§ **Exercise aim**
Set each record down exactly, excluding all images.

^^^^^^^^^^^^^^^^

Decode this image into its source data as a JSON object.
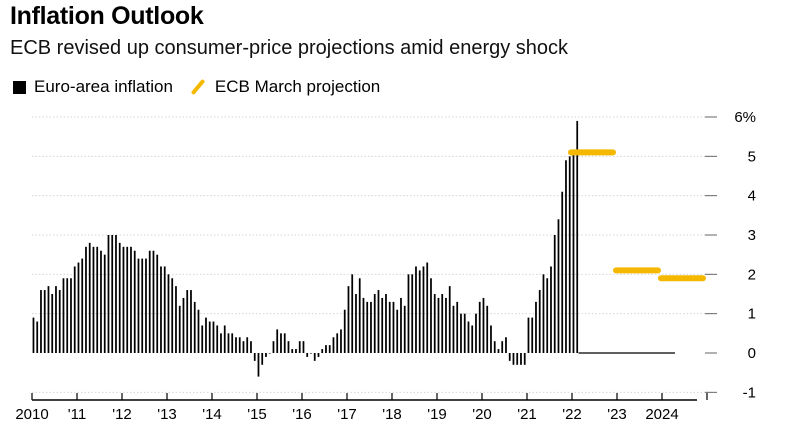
{
  "chart_data": {
    "type": "bar",
    "title": "Inflation Outlook",
    "subtitle": "ECB revised up consumer-price projections amid energy shock",
    "legend": [
      {
        "label": "Euro-area inflation",
        "color": "#000000",
        "kind": "bar"
      },
      {
        "label": "ECB March projection",
        "color": "#f5b800",
        "kind": "line"
      }
    ],
    "legend_position": "top-left",
    "y_axis": {
      "position": "right",
      "ylim": [
        -1,
        6
      ],
      "ticks": [
        -1,
        0,
        1,
        2,
        3,
        4,
        5,
        6
      ],
      "tick_labels": [
        "-1",
        "0",
        "1",
        "2",
        "3",
        "4",
        "5",
        "6%"
      ]
    },
    "x_axis": {
      "start_year": 2010,
      "end_year": 2025,
      "ticks": [
        2010,
        2011,
        2012,
        2013,
        2014,
        2015,
        2016,
        2017,
        2018,
        2019,
        2020,
        2021,
        2022,
        2023,
        2024
      ],
      "tick_labels": [
        "2010",
        "'11",
        "'12",
        "'13",
        "'14",
        "'15",
        "'16",
        "'17",
        "'18",
        "'19",
        "'20",
        "'21",
        "'22",
        "'23",
        "2024"
      ]
    },
    "grid": "horizontal",
    "series": [
      {
        "name": "Euro-area inflation",
        "start": "2010-01",
        "frequency": "monthly",
        "values": [
          0.9,
          0.8,
          1.6,
          1.6,
          1.7,
          1.5,
          1.7,
          1.6,
          1.9,
          1.9,
          1.9,
          2.2,
          2.3,
          2.4,
          2.7,
          2.8,
          2.7,
          2.7,
          2.6,
          2.5,
          3.0,
          3.0,
          3.0,
          2.8,
          2.7,
          2.7,
          2.7,
          2.6,
          2.4,
          2.4,
          2.4,
          2.6,
          2.6,
          2.5,
          2.2,
          2.2,
          2.0,
          1.9,
          1.7,
          1.2,
          1.4,
          1.6,
          1.6,
          1.3,
          1.1,
          0.7,
          0.9,
          0.8,
          0.8,
          0.7,
          0.5,
          0.7,
          0.5,
          0.5,
          0.4,
          0.4,
          0.3,
          0.4,
          0.3,
          -0.2,
          -0.6,
          -0.3,
          -0.1,
          0.0,
          0.3,
          0.6,
          0.5,
          0.5,
          0.3,
          0.1,
          0.1,
          0.3,
          0.3,
          -0.1,
          0.0,
          -0.2,
          -0.1,
          0.1,
          0.2,
          0.2,
          0.4,
          0.5,
          0.6,
          1.1,
          1.7,
          2.0,
          1.5,
          1.9,
          1.4,
          1.3,
          1.3,
          1.5,
          1.6,
          1.4,
          1.5,
          1.3,
          1.3,
          1.1,
          1.4,
          1.2,
          2.0,
          2.0,
          2.2,
          2.1,
          2.2,
          2.3,
          1.9,
          1.5,
          1.4,
          1.5,
          1.4,
          1.7,
          1.2,
          1.3,
          1.0,
          1.0,
          0.8,
          0.7,
          1.0,
          1.3,
          1.4,
          1.2,
          0.7,
          0.3,
          0.1,
          0.3,
          0.4,
          -0.2,
          -0.3,
          -0.3,
          -0.3,
          -0.3,
          0.9,
          0.9,
          1.3,
          1.6,
          2.0,
          1.9,
          2.2,
          3.0,
          3.4,
          4.1,
          4.9,
          5.0,
          5.1,
          5.9
        ]
      },
      {
        "name": "ECB March projection",
        "segments": [
          {
            "year": 2022,
            "value": 5.1
          },
          {
            "year": 2023,
            "value": 2.1
          },
          {
            "year": 2024,
            "value": 1.9
          }
        ]
      }
    ]
  }
}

^^^^^^^^^^^^^^^^

§ **Reply**
Decode this image into its source data as a JSON object.
{
  "chart_data": {
    "type": "bar",
    "title": "Inflation Outlook",
    "subtitle": "ECB revised up consumer-price projections amid energy shock",
    "legend": [
      {
        "label": "Euro-area inflation",
        "color": "#000000",
        "kind": "bar"
      },
      {
        "label": "ECB March projection",
        "color": "#f5b800",
        "kind": "line"
      }
    ],
    "legend_position": "top-left",
    "y_axis": {
      "position": "right",
      "ylim": [
        -1,
        6
      ],
      "ticks": [
        -1,
        0,
        1,
        2,
        3,
        4,
        5,
        6
      ],
      "tick_labels": [
        "-1",
        "0",
        "1",
        "2",
        "3",
        "4",
        "5",
        "6%"
      ]
    },
    "x_axis": {
      "start_year": 2010,
      "end_year": 2025,
      "ticks": [
        2010,
        2011,
        2012,
        2013,
        2014,
        2015,
        2016,
        2017,
        2018,
        2019,
        2020,
        2021,
        2022,
        2023,
        2024
      ],
      "tick_labels": [
        "2010",
        "'11",
        "'12",
        "'13",
        "'14",
        "'15",
        "'16",
        "'17",
        "'18",
        "'19",
        "'20",
        "'21",
        "'22",
        "'23",
        "2024"
      ]
    },
    "grid": "horizontal",
    "series": [
      {
        "name": "Euro-area inflation",
        "start": "2010-01",
        "frequency": "monthly",
        "values": [
          0.9,
          0.8,
          1.6,
          1.6,
          1.7,
          1.5,
          1.7,
          1.6,
          1.9,
          1.9,
          1.9,
          2.2,
          2.3,
          2.4,
          2.7,
          2.8,
          2.7,
          2.7,
          2.6,
          2.5,
          3.0,
          3.0,
          3.0,
          2.8,
          2.7,
          2.7,
          2.7,
          2.6,
          2.4,
          2.4,
          2.4,
          2.6,
          2.6,
          2.5,
          2.2,
          2.2,
          2.0,
          1.9,
          1.7,
          1.2,
          1.4,
          1.6,
          1.6,
          1.3,
          1.1,
          0.7,
          0.9,
          0.8,
          0.8,
          0.7,
          0.5,
          0.7,
          0.5,
          0.5,
          0.4,
          0.4,
          0.3,
          0.4,
          0.3,
          -0.2,
          -0.6,
          -0.3,
          -0.1,
          0.0,
          0.3,
          0.6,
          0.5,
          0.5,
          0.3,
          0.1,
          0.1,
          0.3,
          0.3,
          -0.1,
          0.0,
          -0.2,
          -0.1,
          0.1,
          0.2,
          0.2,
          0.4,
          0.5,
          0.6,
          1.1,
          1.7,
          2.0,
          1.5,
          1.9,
          1.4,
          1.3,
          1.3,
          1.5,
          1.6,
          1.4,
          1.5,
          1.3,
          1.3,
          1.1,
          1.4,
          1.2,
          2.0,
          2.0,
          2.2,
          2.1,
          2.2,
          2.3,
          1.9,
          1.5,
          1.4,
          1.5,
          1.4,
          1.7,
          1.2,
          1.3,
          1.0,
          1.0,
          0.8,
          0.7,
          1.0,
          1.3,
          1.4,
          1.2,
          0.7,
          0.3,
          0.1,
          0.3,
          0.4,
          -0.2,
          -0.3,
          -0.3,
          -0.3,
          -0.3,
          0.9,
          0.9,
          1.3,
          1.6,
          2.0,
          1.9,
          2.2,
          3.0,
          3.4,
          4.1,
          4.9,
          5.0,
          5.1,
          5.9
        ]
      },
      {
        "name": "ECB March projection",
        "segments": [
          {
            "year": 2022,
            "value": 5.1
          },
          {
            "year": 2023,
            "value": 2.1
          },
          {
            "year": 2024,
            "value": 1.9
          }
        ]
      }
    ]
  }
}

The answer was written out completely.